• **ACTION ITEM**
Nothing more is wanted than an exact repeat of the data below.

• **SOURCE DATA**
################

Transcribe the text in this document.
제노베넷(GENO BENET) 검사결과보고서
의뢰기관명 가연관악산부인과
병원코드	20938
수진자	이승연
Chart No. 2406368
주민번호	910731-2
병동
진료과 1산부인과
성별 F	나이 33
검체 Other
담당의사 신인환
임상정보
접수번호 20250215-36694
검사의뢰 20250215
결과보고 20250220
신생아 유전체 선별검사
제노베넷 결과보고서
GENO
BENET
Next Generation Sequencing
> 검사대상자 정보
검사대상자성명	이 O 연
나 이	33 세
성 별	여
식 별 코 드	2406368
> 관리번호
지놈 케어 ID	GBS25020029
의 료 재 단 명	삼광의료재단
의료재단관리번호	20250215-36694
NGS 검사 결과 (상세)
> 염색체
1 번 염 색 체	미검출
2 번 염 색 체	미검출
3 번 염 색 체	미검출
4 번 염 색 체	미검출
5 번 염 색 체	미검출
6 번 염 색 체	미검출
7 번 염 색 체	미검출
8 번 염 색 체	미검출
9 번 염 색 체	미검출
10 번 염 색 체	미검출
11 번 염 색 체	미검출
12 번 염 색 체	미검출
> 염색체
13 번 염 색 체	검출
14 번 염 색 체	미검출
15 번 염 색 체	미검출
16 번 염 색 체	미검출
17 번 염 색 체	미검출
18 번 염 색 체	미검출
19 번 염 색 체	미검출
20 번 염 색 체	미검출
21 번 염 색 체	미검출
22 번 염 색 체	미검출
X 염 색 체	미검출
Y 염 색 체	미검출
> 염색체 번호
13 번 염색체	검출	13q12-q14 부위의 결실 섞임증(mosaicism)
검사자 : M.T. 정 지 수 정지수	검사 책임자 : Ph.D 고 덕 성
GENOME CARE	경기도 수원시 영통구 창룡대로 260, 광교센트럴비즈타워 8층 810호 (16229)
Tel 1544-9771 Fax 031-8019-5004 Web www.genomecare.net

################

• **COMPLETED TASK**
Transcribe the text in this document.
제노베넷(GENO BENET) 검사결과보고서
의뢰기관명 가연관악산부인과
병원코드	20938
수진자	이승연
Chart No. 2406368
주민번호	910731-2
병동
진료과 1산부인과
성별 F	나이 33
검체 Other
담당의사 신인환
임상정보
접수번호 20250215-36694
검사의뢰 20250215
결과보고 20250220
신생아 유전체 선별검사
제노베넷 결과보고서
GENO
BENET
Next Generation Sequencing
> 검사대상자 정보
검사대상자성명	이 O 연
나 이	33 세
성 별	여
식 별 코 드	2406368
> 관리번호
지놈 케어 ID	GBS25020029
의 료 재 단 명	삼광의료재단
의료재단관리번호	20250215-36694
NGS 검사 결과 (상세)
> 염색체
1 번 염 색 체	미검출
2 번 염 색 체	미검출
3 번 염 색 체	미검출
4 번 염 색 체	미검출
5 번 염 색 체	미검출
6 번 염 색 체	미검출
7 번 염 색 체	미검출
8 번 염 색 체	미검출
9 번 염 색 체	미검출
10 번 염 색 체	미검출
11 번 염 색 체	미검출
12 번 염 색 체	미검출
> 염색체
13 번 염 색 체	검출
14 번 염 색 체	미검출
15 번 염 색 체	미검출
16 번 염 색 체	미검출
17 번 염 색 체	미검출
18 번 염 색 체	미검출
19 번 염 색 체	미검출
20 번 염 색 체	미검출
21 번 염 색 체	미검출
22 번 염 색 체	미검출
X 염 색 체	미검출
Y 염 색 체	미검출
> 염색체 번호
13 번 염색체	검출	13q12-q14 부위의 결실 섞임증(mosaicism)
검사자 : M.T. 정 지 수 정지수	검사 책임자 : Ph.D 고 덕 성
GENOME CARE	경기도 수원시 영통구 창룡대로 260, 광교센트럴비즈타워 8층 810호 (16229)
Tel 1544-9771 Fax 031-8019-5004 Web www.genomecare.net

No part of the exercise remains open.